* [Task brief]: Return every line of the records below unchanged.

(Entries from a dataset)
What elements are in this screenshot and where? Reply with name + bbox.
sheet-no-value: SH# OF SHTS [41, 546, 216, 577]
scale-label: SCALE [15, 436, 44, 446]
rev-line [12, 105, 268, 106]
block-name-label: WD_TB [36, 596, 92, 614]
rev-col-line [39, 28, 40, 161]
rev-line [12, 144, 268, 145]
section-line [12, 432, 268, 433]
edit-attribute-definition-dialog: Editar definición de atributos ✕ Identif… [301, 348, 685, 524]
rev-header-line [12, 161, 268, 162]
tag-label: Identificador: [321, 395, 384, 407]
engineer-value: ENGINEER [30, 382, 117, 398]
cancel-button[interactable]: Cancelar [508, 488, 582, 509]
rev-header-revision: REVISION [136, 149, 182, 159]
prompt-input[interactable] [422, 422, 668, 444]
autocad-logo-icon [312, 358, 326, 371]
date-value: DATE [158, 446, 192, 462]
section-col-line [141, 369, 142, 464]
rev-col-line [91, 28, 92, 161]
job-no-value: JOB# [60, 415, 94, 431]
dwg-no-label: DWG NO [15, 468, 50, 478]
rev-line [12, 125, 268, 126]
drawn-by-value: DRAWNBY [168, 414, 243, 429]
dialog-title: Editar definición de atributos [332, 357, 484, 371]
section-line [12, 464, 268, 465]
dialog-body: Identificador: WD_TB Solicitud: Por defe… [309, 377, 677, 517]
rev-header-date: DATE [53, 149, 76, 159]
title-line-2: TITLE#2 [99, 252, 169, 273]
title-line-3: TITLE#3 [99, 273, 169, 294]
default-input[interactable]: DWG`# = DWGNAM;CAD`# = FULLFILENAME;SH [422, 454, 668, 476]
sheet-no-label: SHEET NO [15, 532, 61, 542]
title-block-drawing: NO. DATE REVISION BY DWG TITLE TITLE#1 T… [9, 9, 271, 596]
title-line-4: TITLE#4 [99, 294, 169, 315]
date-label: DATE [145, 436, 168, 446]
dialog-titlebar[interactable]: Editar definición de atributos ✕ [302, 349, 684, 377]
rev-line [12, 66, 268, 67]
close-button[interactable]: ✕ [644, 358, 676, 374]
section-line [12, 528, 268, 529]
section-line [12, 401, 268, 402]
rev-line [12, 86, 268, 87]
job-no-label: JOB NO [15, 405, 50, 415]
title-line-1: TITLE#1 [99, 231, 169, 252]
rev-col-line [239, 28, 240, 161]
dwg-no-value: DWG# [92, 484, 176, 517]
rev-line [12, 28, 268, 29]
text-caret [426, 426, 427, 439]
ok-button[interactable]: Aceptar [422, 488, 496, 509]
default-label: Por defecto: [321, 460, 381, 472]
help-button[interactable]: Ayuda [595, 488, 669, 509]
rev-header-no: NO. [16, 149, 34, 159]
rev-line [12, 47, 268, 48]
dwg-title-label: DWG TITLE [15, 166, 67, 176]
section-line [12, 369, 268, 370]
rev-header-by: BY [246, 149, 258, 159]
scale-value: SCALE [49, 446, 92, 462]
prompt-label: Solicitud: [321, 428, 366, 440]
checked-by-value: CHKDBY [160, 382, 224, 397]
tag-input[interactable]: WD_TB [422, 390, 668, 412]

* [Worked solution]:
What elements are in this screenshot and where? Reply with name + bbox.
sheet-no-value: SH# OF SHTS [41, 546, 216, 577]
scale-label: SCALE [15, 436, 44, 446]
rev-line [12, 105, 268, 106]
block-name-label: WD_TB [36, 596, 92, 614]
rev-col-line [39, 28, 40, 161]
rev-line [12, 144, 268, 145]
section-line [12, 432, 268, 433]
edit-attribute-definition-dialog: Editar definición de atributos ✕ Identif… [301, 348, 685, 524]
rev-header-line [12, 161, 268, 162]
tag-label: Identificador: [321, 395, 384, 407]
engineer-value: ENGINEER [30, 382, 117, 398]
cancel-button[interactable]: Cancelar [508, 488, 582, 509]
rev-header-revision: REVISION [136, 149, 182, 159]
prompt-input[interactable] [422, 422, 668, 444]
autocad-logo-icon [312, 358, 326, 371]
date-value: DATE [158, 446, 192, 462]
section-col-line [141, 369, 142, 464]
rev-col-line [91, 28, 92, 161]
job-no-value: JOB# [60, 415, 94, 431]
dwg-no-label: DWG NO [15, 468, 50, 478]
rev-line [12, 125, 268, 126]
drawn-by-value: DRAWNBY [168, 414, 243, 429]
dialog-title: Editar definición de atributos [332, 357, 484, 371]
section-line [12, 464, 268, 465]
dialog-body: Identificador: WD_TB Solicitud: Por defe… [309, 377, 677, 517]
rev-header-date: DATE [53, 149, 76, 159]
title-line-2: TITLE#2 [99, 252, 169, 273]
title-line-3: TITLE#3 [99, 273, 169, 294]
default-input[interactable]: DWG`# = DWGNAM;CAD`# = FULLFILENAME;SH [422, 454, 668, 476]
sheet-no-label: SHEET NO [15, 532, 61, 542]
title-block-drawing: NO. DATE REVISION BY DWG TITLE TITLE#1 T… [9, 9, 271, 596]
title-line-4: TITLE#4 [99, 294, 169, 315]
date-label: DATE [145, 436, 168, 446]
dialog-titlebar[interactable]: Editar definición de atributos ✕ [302, 349, 684, 377]
rev-line [12, 66, 268, 67]
close-button[interactable]: ✕ [644, 358, 676, 374]
section-line [12, 528, 268, 529]
section-line [12, 401, 268, 402]
rev-line [12, 86, 268, 87]
job-no-label: JOB NO [15, 405, 50, 415]
title-line-1: TITLE#1 [99, 231, 169, 252]
rev-col-line [239, 28, 240, 161]
dwg-no-value: DWG# [92, 484, 176, 517]
rev-line [12, 28, 268, 29]
text-caret [426, 426, 427, 439]
ok-button[interactable]: Aceptar [422, 488, 496, 509]
default-label: Por defecto: [321, 460, 381, 472]
help-button[interactable]: Ayuda [595, 488, 669, 509]
rev-header-no: NO. [16, 149, 34, 159]
rev-line [12, 47, 268, 48]
dwg-title-label: DWG TITLE [15, 166, 67, 176]
section-line [12, 369, 268, 370]
rev-header-by: BY [246, 149, 258, 159]
scale-value: SCALE [49, 446, 92, 462]
prompt-label: Solicitud: [321, 428, 366, 440]
checked-by-value: CHKDBY [160, 382, 224, 397]
tag-input[interactable]: WD_TB [422, 390, 668, 412]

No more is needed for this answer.